— Work to be completed —
Find the lines holding the word "right" and collect them.

— Stored items from a collection —
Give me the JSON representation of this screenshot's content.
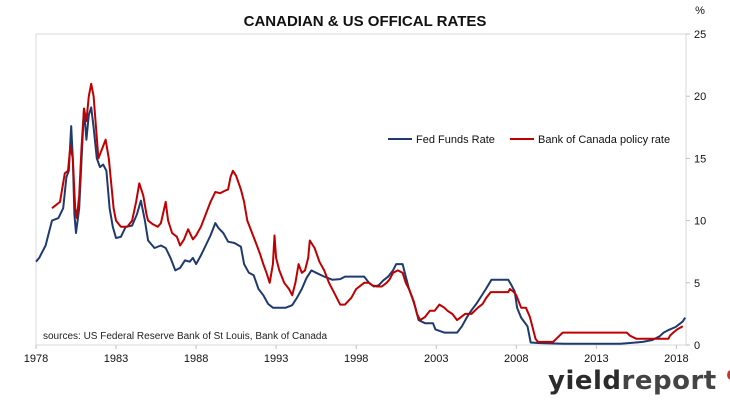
{
  "chart_data": {
    "type": "line",
    "title": "CANADIAN & US OFFICAL RATES",
    "y_unit_label": "%",
    "ylim": [
      0,
      25
    ],
    "y_ticks": [
      0,
      5,
      10,
      15,
      20,
      25
    ],
    "y_axis_side": "right",
    "xlim": [
      1978,
      2018.6
    ],
    "x_ticks": [
      1978,
      1983,
      1988,
      1993,
      1998,
      2003,
      2008,
      2013,
      2018
    ],
    "grid": false,
    "legend_placement": "center-right",
    "source_note": "sources: US Federal Reserve Bank of St Louis, Bank of Canada",
    "series": [
      {
        "name": "Fed Funds Rate",
        "color": "#1f3a6e",
        "points": [
          [
            1978.0,
            6.7
          ],
          [
            1978.2,
            7.0
          ],
          [
            1978.4,
            7.5
          ],
          [
            1978.6,
            8.0
          ],
          [
            1978.8,
            9.0
          ],
          [
            1979.0,
            10.0
          ],
          [
            1979.4,
            10.2
          ],
          [
            1979.7,
            11.0
          ],
          [
            1979.9,
            13.5
          ],
          [
            1980.05,
            14.0
          ],
          [
            1980.2,
            17.6
          ],
          [
            1980.3,
            15.0
          ],
          [
            1980.4,
            10.5
          ],
          [
            1980.5,
            9.0
          ],
          [
            1980.7,
            11.0
          ],
          [
            1980.85,
            15.0
          ],
          [
            1981.0,
            19.0
          ],
          [
            1981.15,
            16.5
          ],
          [
            1981.3,
            18.5
          ],
          [
            1981.45,
            19.1
          ],
          [
            1981.6,
            17.5
          ],
          [
            1981.8,
            15.0
          ],
          [
            1982.0,
            14.3
          ],
          [
            1982.2,
            14.5
          ],
          [
            1982.4,
            14.0
          ],
          [
            1982.6,
            11.0
          ],
          [
            1982.8,
            9.5
          ],
          [
            1983.0,
            8.6
          ],
          [
            1983.3,
            8.7
          ],
          [
            1983.6,
            9.5
          ],
          [
            1984.0,
            9.6
          ],
          [
            1984.3,
            10.5
          ],
          [
            1984.55,
            11.6
          ],
          [
            1984.8,
            10.0
          ],
          [
            1985.0,
            8.4
          ],
          [
            1985.4,
            7.8
          ],
          [
            1985.8,
            8.0
          ],
          [
            1986.1,
            7.8
          ],
          [
            1986.4,
            7.0
          ],
          [
            1986.7,
            6.0
          ],
          [
            1987.0,
            6.2
          ],
          [
            1987.3,
            6.8
          ],
          [
            1987.6,
            6.7
          ],
          [
            1987.8,
            7.0
          ],
          [
            1988.0,
            6.5
          ],
          [
            1988.3,
            7.2
          ],
          [
            1988.6,
            8.0
          ],
          [
            1988.9,
            8.8
          ],
          [
            1989.2,
            9.8
          ],
          [
            1989.4,
            9.4
          ],
          [
            1989.7,
            9.0
          ],
          [
            1990.0,
            8.3
          ],
          [
            1990.4,
            8.2
          ],
          [
            1990.8,
            7.9
          ],
          [
            1991.0,
            6.5
          ],
          [
            1991.3,
            5.8
          ],
          [
            1991.6,
            5.6
          ],
          [
            1991.9,
            4.5
          ],
          [
            1992.2,
            4.0
          ],
          [
            1992.5,
            3.3
          ],
          [
            1992.8,
            3.0
          ],
          [
            1993.2,
            3.0
          ],
          [
            1993.6,
            3.0
          ],
          [
            1994.0,
            3.2
          ],
          [
            1994.3,
            3.8
          ],
          [
            1994.6,
            4.5
          ],
          [
            1994.9,
            5.4
          ],
          [
            1995.2,
            6.0
          ],
          [
            1995.5,
            5.8
          ],
          [
            1996.0,
            5.5
          ],
          [
            1996.5,
            5.25
          ],
          [
            1997.0,
            5.3
          ],
          [
            1997.3,
            5.5
          ],
          [
            1997.9,
            5.5
          ],
          [
            1998.5,
            5.5
          ],
          [
            1998.8,
            5.0
          ],
          [
            1999.1,
            4.7
          ],
          [
            1999.4,
            4.8
          ],
          [
            1999.7,
            5.2
          ],
          [
            2000.0,
            5.5
          ],
          [
            2000.3,
            6.0
          ],
          [
            2000.5,
            6.5
          ],
          [
            2000.9,
            6.5
          ],
          [
            2001.1,
            5.5
          ],
          [
            2001.3,
            4.5
          ],
          [
            2001.5,
            3.8
          ],
          [
            2001.7,
            3.0
          ],
          [
            2001.9,
            2.0
          ],
          [
            2002.3,
            1.75
          ],
          [
            2002.8,
            1.75
          ],
          [
            2002.95,
            1.25
          ],
          [
            2003.5,
            1.0
          ],
          [
            2004.3,
            1.0
          ],
          [
            2004.6,
            1.5
          ],
          [
            2004.9,
            2.2
          ],
          [
            2005.2,
            2.8
          ],
          [
            2005.5,
            3.3
          ],
          [
            2005.8,
            3.9
          ],
          [
            2006.1,
            4.5
          ],
          [
            2006.45,
            5.25
          ],
          [
            2007.5,
            5.25
          ],
          [
            2007.7,
            4.8
          ],
          [
            2007.9,
            4.3
          ],
          [
            2008.05,
            3.0
          ],
          [
            2008.3,
            2.2
          ],
          [
            2008.7,
            1.5
          ],
          [
            2008.9,
            0.2
          ],
          [
            2009.5,
            0.15
          ],
          [
            2011.0,
            0.1
          ],
          [
            2013.0,
            0.1
          ],
          [
            2014.5,
            0.1
          ],
          [
            2015.9,
            0.25
          ],
          [
            2016.5,
            0.4
          ],
          [
            2016.95,
            0.7
          ],
          [
            2017.2,
            1.0
          ],
          [
            2017.5,
            1.2
          ],
          [
            2017.95,
            1.45
          ],
          [
            2018.2,
            1.7
          ],
          [
            2018.4,
            1.9
          ],
          [
            2018.55,
            2.2
          ]
        ]
      },
      {
        "name": "Bank of Canada policy rate",
        "color": "#c00000",
        "points": [
          [
            1979.0,
            11.0
          ],
          [
            1979.5,
            11.5
          ],
          [
            1979.8,
            13.8
          ],
          [
            1980.0,
            14.0
          ],
          [
            1980.15,
            16.0
          ],
          [
            1980.3,
            15.0
          ],
          [
            1980.45,
            11.0
          ],
          [
            1980.55,
            10.2
          ],
          [
            1980.7,
            12.0
          ],
          [
            1980.85,
            16.0
          ],
          [
            1981.0,
            19.0
          ],
          [
            1981.15,
            18.0
          ],
          [
            1981.3,
            20.0
          ],
          [
            1981.45,
            21.0
          ],
          [
            1981.6,
            20.0
          ],
          [
            1981.75,
            17.5
          ],
          [
            1981.9,
            15.0
          ],
          [
            1982.05,
            15.5
          ],
          [
            1982.2,
            16.0
          ],
          [
            1982.35,
            16.5
          ],
          [
            1982.55,
            15.0
          ],
          [
            1982.7,
            13.0
          ],
          [
            1982.85,
            11.0
          ],
          [
            1983.0,
            10.0
          ],
          [
            1983.3,
            9.5
          ],
          [
            1983.7,
            9.5
          ],
          [
            1984.0,
            10.0
          ],
          [
            1984.25,
            11.5
          ],
          [
            1984.45,
            13.0
          ],
          [
            1984.7,
            12.0
          ],
          [
            1984.9,
            10.5
          ],
          [
            1985.0,
            10.0
          ],
          [
            1985.3,
            9.7
          ],
          [
            1985.6,
            9.5
          ],
          [
            1985.8,
            9.8
          ],
          [
            1986.1,
            11.5
          ],
          [
            1986.25,
            10.0
          ],
          [
            1986.5,
            9.0
          ],
          [
            1986.8,
            8.7
          ],
          [
            1987.0,
            8.0
          ],
          [
            1987.25,
            8.5
          ],
          [
            1987.5,
            9.3
          ],
          [
            1987.8,
            8.5
          ],
          [
            1988.0,
            8.8
          ],
          [
            1988.3,
            9.5
          ],
          [
            1988.6,
            10.5
          ],
          [
            1988.9,
            11.5
          ],
          [
            1989.2,
            12.3
          ],
          [
            1989.5,
            12.2
          ],
          [
            1989.8,
            12.4
          ],
          [
            1990.0,
            12.5
          ],
          [
            1990.15,
            13.5
          ],
          [
            1990.3,
            14.0
          ],
          [
            1990.5,
            13.6
          ],
          [
            1990.8,
            12.5
          ],
          [
            1991.0,
            11.5
          ],
          [
            1991.2,
            10.0
          ],
          [
            1991.5,
            9.0
          ],
          [
            1991.8,
            8.0
          ],
          [
            1992.0,
            7.3
          ],
          [
            1992.2,
            6.5
          ],
          [
            1992.4,
            5.8
          ],
          [
            1992.6,
            5.0
          ],
          [
            1992.8,
            6.5
          ],
          [
            1992.9,
            8.8
          ],
          [
            1993.0,
            7.0
          ],
          [
            1993.2,
            6.0
          ],
          [
            1993.5,
            5.0
          ],
          [
            1993.8,
            4.5
          ],
          [
            1994.0,
            4.0
          ],
          [
            1994.2,
            5.0
          ],
          [
            1994.4,
            6.5
          ],
          [
            1994.6,
            5.8
          ],
          [
            1994.8,
            6.0
          ],
          [
            1995.0,
            7.0
          ],
          [
            1995.1,
            8.4
          ],
          [
            1995.4,
            7.8
          ],
          [
            1995.7,
            6.7
          ],
          [
            1996.0,
            6.0
          ],
          [
            1996.3,
            5.0
          ],
          [
            1996.7,
            4.0
          ],
          [
            1997.0,
            3.25
          ],
          [
            1997.3,
            3.25
          ],
          [
            1997.7,
            3.8
          ],
          [
            1998.0,
            4.5
          ],
          [
            1998.5,
            5.0
          ],
          [
            1998.8,
            5.0
          ],
          [
            1999.0,
            4.8
          ],
          [
            1999.3,
            4.7
          ],
          [
            1999.6,
            4.7
          ],
          [
            1999.9,
            5.0
          ],
          [
            2000.1,
            5.3
          ],
          [
            2000.3,
            5.8
          ],
          [
            2000.6,
            6.0
          ],
          [
            2000.9,
            5.8
          ],
          [
            2001.1,
            5.0
          ],
          [
            2001.3,
            4.5
          ],
          [
            2001.6,
            3.5
          ],
          [
            2001.8,
            2.5
          ],
          [
            2002.0,
            2.0
          ],
          [
            2002.3,
            2.25
          ],
          [
            2002.6,
            2.75
          ],
          [
            2002.9,
            2.75
          ],
          [
            2003.2,
            3.25
          ],
          [
            2003.5,
            3.0
          ],
          [
            2003.7,
            2.75
          ],
          [
            2004.0,
            2.5
          ],
          [
            2004.3,
            2.0
          ],
          [
            2004.8,
            2.5
          ],
          [
            2005.2,
            2.5
          ],
          [
            2005.6,
            3.0
          ],
          [
            2005.9,
            3.3
          ],
          [
            2006.1,
            3.75
          ],
          [
            2006.4,
            4.25
          ],
          [
            2007.5,
            4.25
          ],
          [
            2007.6,
            4.5
          ],
          [
            2007.85,
            4.25
          ],
          [
            2008.0,
            4.0
          ],
          [
            2008.3,
            3.0
          ],
          [
            2008.6,
            3.0
          ],
          [
            2008.85,
            2.25
          ],
          [
            2009.0,
            1.5
          ],
          [
            2009.2,
            0.5
          ],
          [
            2009.35,
            0.25
          ],
          [
            2010.3,
            0.25
          ],
          [
            2010.5,
            0.5
          ],
          [
            2010.7,
            0.75
          ],
          [
            2010.9,
            1.0
          ],
          [
            2014.9,
            1.0
          ],
          [
            2015.1,
            0.75
          ],
          [
            2015.5,
            0.5
          ],
          [
            2017.5,
            0.5
          ],
          [
            2017.6,
            0.75
          ],
          [
            2017.8,
            1.0
          ],
          [
            2018.05,
            1.25
          ],
          [
            2018.4,
            1.5
          ]
        ]
      }
    ]
  },
  "branding": {
    "logo_word1": "yield",
    "logo_word2": "report",
    "logo_symbol": "%",
    "logo_accent_color": "#c0392b"
  }
}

— Written reply —
    "y_axis_side": "right",
    "legend_placement": "center-right",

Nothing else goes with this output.